**Exercise**
Take the material and output all of it exactly.

**Given entries**
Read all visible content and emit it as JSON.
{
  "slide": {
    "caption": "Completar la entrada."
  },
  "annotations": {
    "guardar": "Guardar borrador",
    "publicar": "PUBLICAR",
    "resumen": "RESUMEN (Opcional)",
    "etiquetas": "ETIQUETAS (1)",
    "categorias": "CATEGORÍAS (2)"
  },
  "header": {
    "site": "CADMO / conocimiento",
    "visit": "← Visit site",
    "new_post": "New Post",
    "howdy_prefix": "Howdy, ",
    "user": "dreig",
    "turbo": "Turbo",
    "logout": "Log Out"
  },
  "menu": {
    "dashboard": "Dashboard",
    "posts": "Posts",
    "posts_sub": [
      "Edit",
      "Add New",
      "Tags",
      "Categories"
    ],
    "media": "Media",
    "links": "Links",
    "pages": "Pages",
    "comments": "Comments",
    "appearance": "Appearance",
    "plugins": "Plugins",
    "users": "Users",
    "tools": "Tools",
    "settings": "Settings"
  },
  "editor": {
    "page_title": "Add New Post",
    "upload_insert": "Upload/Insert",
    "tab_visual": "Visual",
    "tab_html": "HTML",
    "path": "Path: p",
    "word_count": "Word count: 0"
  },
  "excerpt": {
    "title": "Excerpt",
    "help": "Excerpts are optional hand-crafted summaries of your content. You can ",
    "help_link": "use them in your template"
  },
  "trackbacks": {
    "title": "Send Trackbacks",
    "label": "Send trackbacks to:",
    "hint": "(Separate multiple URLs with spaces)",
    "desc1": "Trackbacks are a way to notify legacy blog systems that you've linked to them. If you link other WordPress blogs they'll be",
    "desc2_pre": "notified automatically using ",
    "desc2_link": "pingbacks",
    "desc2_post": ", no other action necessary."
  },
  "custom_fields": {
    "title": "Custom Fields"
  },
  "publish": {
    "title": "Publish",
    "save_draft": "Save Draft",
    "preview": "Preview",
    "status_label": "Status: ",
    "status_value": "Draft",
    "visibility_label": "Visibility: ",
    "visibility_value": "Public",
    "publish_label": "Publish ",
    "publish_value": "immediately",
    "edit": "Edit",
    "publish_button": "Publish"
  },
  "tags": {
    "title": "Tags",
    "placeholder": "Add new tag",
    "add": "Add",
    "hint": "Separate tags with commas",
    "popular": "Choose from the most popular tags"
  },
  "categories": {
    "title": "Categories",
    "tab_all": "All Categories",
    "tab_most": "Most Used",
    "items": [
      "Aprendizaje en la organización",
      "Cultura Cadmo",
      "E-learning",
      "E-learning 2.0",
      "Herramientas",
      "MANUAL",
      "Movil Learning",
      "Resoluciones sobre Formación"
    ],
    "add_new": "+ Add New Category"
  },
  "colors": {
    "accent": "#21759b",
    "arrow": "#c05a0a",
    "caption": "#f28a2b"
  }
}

**Solution to the exercise**
Read all visible content and emit it as JSON.
{
  "slide": {
    "caption": "Completar la entrada."
  },
  "annotations": {
    "guardar": "Guardar borrador",
    "publicar": "PUBLICAR",
    "resumen": "RESUMEN (Opcional)",
    "etiquetas": "ETIQUETAS (1)",
    "categorias": "CATEGORÍAS (2)"
  },
  "header": {
    "site": "CADMO / conocimiento",
    "visit": "← Visit site",
    "new_post": "New Post",
    "howdy_prefix": "Howdy, ",
    "user": "dreig",
    "turbo": "Turbo",
    "logout": "Log Out"
  },
  "menu": {
    "dashboard": "Dashboard",
    "posts": "Posts",
    "posts_sub": [
      "Edit",
      "Add New",
      "Tags",
      "Categories"
    ],
    "media": "Media",
    "links": "Links",
    "pages": "Pages",
    "comments": "Comments",
    "appearance": "Appearance",
    "plugins": "Plugins",
    "users": "Users",
    "tools": "Tools",
    "settings": "Settings"
  },
  "editor": {
    "page_title": "Add New Post",
    "upload_insert": "Upload/Insert",
    "tab_visual": "Visual",
    "tab_html": "HTML",
    "path": "Path: p",
    "word_count": "Word count: 0"
  },
  "excerpt": {
    "title": "Excerpt",
    "help": "Excerpts are optional hand-crafted summaries of your content. You can ",
    "help_link": "use them in your template"
  },
  "trackbacks": {
    "title": "Send Trackbacks",
    "label": "Send trackbacks to:",
    "hint": "(Separate multiple URLs with spaces)",
    "desc1": "Trackbacks are a way to notify legacy blog systems that you've linked to them. If you link other WordPress blogs they'll be",
    "desc2_pre": "notified automatically using ",
    "desc2_link": "pingbacks",
    "desc2_post": ", no other action necessary."
  },
  "custom_fields": {
    "title": "Custom Fields"
  },
  "publish": {
    "title": "Publish",
    "save_draft": "Save Draft",
    "preview": "Preview",
    "status_label": "Status: ",
    "status_value": "Draft",
    "visibility_label": "Visibility: ",
    "visibility_value": "Public",
    "publish_label": "Publish ",
    "publish_value": "immediately",
    "edit": "Edit",
    "publish_button": "Publish"
  },
  "tags": {
    "title": "Tags",
    "placeholder": "Add new tag",
    "add": "Add",
    "hint": "Separate tags with commas",
    "popular": "Choose from the most popular tags"
  },
  "categories": {
    "title": "Categories",
    "tab_all": "All Categories",
    "tab_most": "Most Used",
    "items": [
      "Aprendizaje en la organización",
      "Cultura Cadmo",
      "E-learning",
      "E-learning 2.0",
      "Herramientas",
      "MANUAL",
      "Movil Learning",
      "Resoluciones sobre Formación"
    ],
    "add_new": "+ Add New Category"
  },
  "colors": {
    "accent": "#21759b",
    "arrow": "#c05a0a",
    "caption": "#f28a2b"
  }
}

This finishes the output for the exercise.